◆ ОТРЫВОК ТЕКСТА ◆
........
Это как раз тот случай, когда "природа отрицает историю", но в том счете, который Астафьев выставляет власти, государству и истории (или, точнее, большевистской псевдоистории) есть существенное основание, есть своя правда, может быть, впервые так громко прозвучавшая именно со страниц этого романа. Астафьев как участник и очевидец войны заявляет во весь голос о том, что войны было по крайней мере две: в одной войне Россия воевала с немцами, а в другой большевистская власть воевала со своим народом (уместно ли здесь это слово — "своим"?), вымаривая его голодом в военных лагерях, а потом убивая несчастных доходяг — так, как командир Пшенный убивает Попцова, расстреливая новобранцев за незначительные проступки (сцена казни братьев Снегиревых — одна из сильнейших в романе), устраивая в тылу заградотряды (даже осенью 1943 года во время форсирования Днепра, т.е. уже после коренного перелома в войне, тяжелыми пулеметами ДШК вооружали сначала чекистов-заградителей, чтобы стрелять по "своим", а затем только это оружие шло в передовые части, чтобы стрелять по немцам). В одном из интервью писатель сравнил такое отношение власти к народу с отношением мясника к скотине.
........
◆ ИСХОДНЫЕ ДАННЫЕ ◆
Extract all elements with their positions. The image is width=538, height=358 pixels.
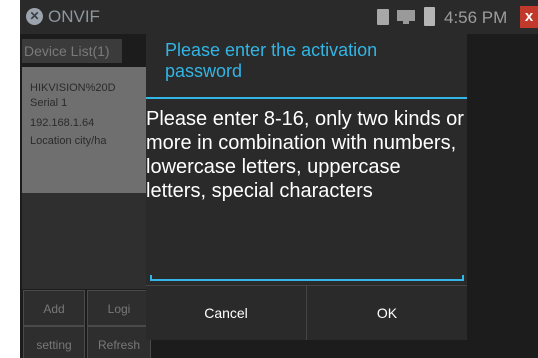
........
◆ ЗАДАНИЕ ◆
Продолжите отрывок о романе Астафьева, начав сразу после его последнего предложения.

◆ ОТВЕТ ◆
Для читателя "Прокляты и убиты" — тяжелый роман, особенно на фоне ранней военной прозы Астафьева. Даже "Пастух и пастушка" при обилии крови и жестокости воспринимается все же как сентиментальная мелодия под аккомпанемент военной канонады. Если подобрать звуковой эквивалент к роману "Прокляты и убиты", — это скорее вопли боли и ненависти под аккомпанемент апокалиптической трубы. Приятнее, конечно, слушать музыку, а не вопли, но пренебрежение эстетикой в этом романе по-своему оправдано. Такая книга о войне должна была появиться в русской литературе. Эти вопли боли и ненависти миллионов русских солдат обрели наконец свой литературный голос, свой рупор, и они должны быть услышаны и поняты. Слишком долго и искусно эти голоса заглушали, не давали им право "голоса". В рассказе "Тельняшка с Тихого океана" Астафьев обращается к фронтовикам: "Подлинную войну они забыли, да и помнить не хотят, потому как подлинная была тяжкой, некрасивой". Вот эта "некрасивая, тяжкая" война предстает перед нами в романе "Прокляты и убиты".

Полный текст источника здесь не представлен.